» Directions for this task:
Please copy all the lines that follow, word for word.

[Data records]
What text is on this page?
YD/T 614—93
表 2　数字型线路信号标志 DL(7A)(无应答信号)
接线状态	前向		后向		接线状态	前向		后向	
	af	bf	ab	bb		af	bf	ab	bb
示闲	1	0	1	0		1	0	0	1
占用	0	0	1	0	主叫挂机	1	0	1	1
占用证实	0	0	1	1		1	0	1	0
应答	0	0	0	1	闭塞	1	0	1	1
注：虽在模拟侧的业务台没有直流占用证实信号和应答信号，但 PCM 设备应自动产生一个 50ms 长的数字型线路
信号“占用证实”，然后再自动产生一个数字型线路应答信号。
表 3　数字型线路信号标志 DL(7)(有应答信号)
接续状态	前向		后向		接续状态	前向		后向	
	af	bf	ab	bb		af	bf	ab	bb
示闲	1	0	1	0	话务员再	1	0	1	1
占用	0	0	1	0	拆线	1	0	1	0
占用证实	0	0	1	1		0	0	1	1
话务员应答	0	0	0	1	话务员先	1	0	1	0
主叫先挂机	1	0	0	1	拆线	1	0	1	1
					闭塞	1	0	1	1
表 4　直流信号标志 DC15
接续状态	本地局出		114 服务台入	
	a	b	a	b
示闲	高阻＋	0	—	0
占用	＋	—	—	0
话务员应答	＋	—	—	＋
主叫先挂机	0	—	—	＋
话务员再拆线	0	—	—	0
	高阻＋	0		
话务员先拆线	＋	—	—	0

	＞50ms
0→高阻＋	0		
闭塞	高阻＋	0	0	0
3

» Problem solution:
What text is on this page?
YD/T 614—93
表 2　数字型线路信号标志 DL(7A)(无应答信号)
接线状态	前向		后向		接线状态	前向		后向	
	af	bf	ab	bb		af	bf	ab	bb
示闲	1	0	1	0		1	0	0	1
占用	0	0	1	0	主叫挂机	1	0	1	1
占用证实	0	0	1	1		1	0	1	0
应答	0	0	0	1	闭塞	1	0	1	1
注：虽在模拟侧的业务台没有直流占用证实信号和应答信号，但 PCM 设备应自动产生一个 50ms 长的数字型线路
信号“占用证实”，然后再自动产生一个数字型线路应答信号。
表 3　数字型线路信号标志 DL(7)(有应答信号)
接续状态	前向		后向		接续状态	前向		后向	
	af	bf	ab	bb		af	bf	ab	bb
示闲	1	0	1	0	话务员再	1	0	1	1
占用	0	0	1	0	拆线	1	0	1	0
占用证实	0	0	1	1		0	0	1	1
话务员应答	0	0	0	1	话务员先	1	0	1	0
主叫先挂机	1	0	0	1	拆线	1	0	1	1
					闭塞	1	0	1	1
表 4　直流信号标志 DC15
接续状态	本地局出		114 服务台入	
	a	b	a	b
示闲	高阻＋	0	—	0
占用	＋	—	—	0
话务员应答	＋	—	—	＋
主叫先挂机	0	—	—	＋
话务员再拆线	0	—	—	0
	高阻＋	0		
话务员先拆线	＋	—	—	0

	＞50ms
0→高阻＋	0		
闭塞	高阻＋	0	0	0
3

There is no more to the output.